- [Problem]:
Can you restate the records below word for word?

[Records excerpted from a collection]
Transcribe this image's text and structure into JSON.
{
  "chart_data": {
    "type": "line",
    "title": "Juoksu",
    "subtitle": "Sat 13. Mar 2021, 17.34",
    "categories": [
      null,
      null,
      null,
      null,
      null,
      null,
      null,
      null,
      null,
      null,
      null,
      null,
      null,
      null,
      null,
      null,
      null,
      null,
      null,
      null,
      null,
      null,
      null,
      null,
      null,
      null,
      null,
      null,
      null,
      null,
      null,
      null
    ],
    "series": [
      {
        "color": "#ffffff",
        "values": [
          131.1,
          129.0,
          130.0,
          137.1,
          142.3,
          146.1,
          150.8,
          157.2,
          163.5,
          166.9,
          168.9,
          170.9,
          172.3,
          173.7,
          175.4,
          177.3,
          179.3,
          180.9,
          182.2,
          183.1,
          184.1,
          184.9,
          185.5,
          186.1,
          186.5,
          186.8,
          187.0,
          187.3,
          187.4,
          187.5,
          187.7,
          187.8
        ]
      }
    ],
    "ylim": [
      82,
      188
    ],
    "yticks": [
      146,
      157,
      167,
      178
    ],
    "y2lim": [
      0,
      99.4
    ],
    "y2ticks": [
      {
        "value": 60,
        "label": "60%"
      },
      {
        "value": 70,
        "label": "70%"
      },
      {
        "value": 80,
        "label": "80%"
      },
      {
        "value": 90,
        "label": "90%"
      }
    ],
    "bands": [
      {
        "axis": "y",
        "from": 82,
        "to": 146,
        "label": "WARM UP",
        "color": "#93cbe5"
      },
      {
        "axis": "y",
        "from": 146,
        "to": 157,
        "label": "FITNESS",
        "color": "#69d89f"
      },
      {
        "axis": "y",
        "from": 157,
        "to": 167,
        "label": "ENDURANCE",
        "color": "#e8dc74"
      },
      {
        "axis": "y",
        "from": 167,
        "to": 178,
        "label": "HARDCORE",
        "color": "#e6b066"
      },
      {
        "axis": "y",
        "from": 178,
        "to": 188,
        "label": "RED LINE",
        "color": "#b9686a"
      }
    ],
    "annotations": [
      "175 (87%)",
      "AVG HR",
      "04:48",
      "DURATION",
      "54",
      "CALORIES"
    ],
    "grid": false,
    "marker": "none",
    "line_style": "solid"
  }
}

- [Task solution]:
Transcribe this image's text and structure into JSON.
{
  "chart_data": {
    "type": "line",
    "title": "Juoksu",
    "subtitle": "Sat 13. Mar 2021, 17.34",
    "categories": [
      null,
      null,
      null,
      null,
      null,
      null,
      null,
      null,
      null,
      null,
      null,
      null,
      null,
      null,
      null,
      null,
      null,
      null,
      null,
      null,
      null,
      null,
      null,
      null,
      null,
      null,
      null,
      null,
      null,
      null,
      null,
      null
    ],
    "series": [
      {
        "color": "#ffffff",
        "values": [
          131.1,
          129.0,
          130.0,
          137.1,
          142.3,
          146.1,
          150.8,
          157.2,
          163.5,
          166.9,
          168.9,
          170.9,
          172.3,
          173.7,
          175.4,
          177.3,
          179.3,
          180.9,
          182.2,
          183.1,
          184.1,
          184.9,
          185.5,
          186.1,
          186.5,
          186.8,
          187.0,
          187.3,
          187.4,
          187.5,
          187.7,
          187.8
        ]
      }
    ],
    "ylim": [
      82,
      188
    ],
    "yticks": [
      146,
      157,
      167,
      178
    ],
    "y2lim": [
      0,
      99.4
    ],
    "y2ticks": [
      {
        "value": 60,
        "label": "60%"
      },
      {
        "value": 70,
        "label": "70%"
      },
      {
        "value": 80,
        "label": "80%"
      },
      {
        "value": 90,
        "label": "90%"
      }
    ],
    "bands": [
      {
        "axis": "y",
        "from": 82,
        "to": 146,
        "label": "WARM UP",
        "color": "#93cbe5"
      },
      {
        "axis": "y",
        "from": 146,
        "to": 157,
        "label": "FITNESS",
        "color": "#69d89f"
      },
      {
        "axis": "y",
        "from": 157,
        "to": 167,
        "label": "ENDURANCE",
        "color": "#e8dc74"
      },
      {
        "axis": "y",
        "from": 167,
        "to": 178,
        "label": "HARDCORE",
        "color": "#e6b066"
      },
      {
        "axis": "y",
        "from": 178,
        "to": 188,
        "label": "RED LINE",
        "color": "#b9686a"
      }
    ],
    "annotations": [
      "175 (87%)",
      "AVG HR",
      "04:48",
      "DURATION",
      "54",
      "CALORIES"
    ],
    "grid": false,
    "marker": "none",
    "line_style": "solid"
  }
}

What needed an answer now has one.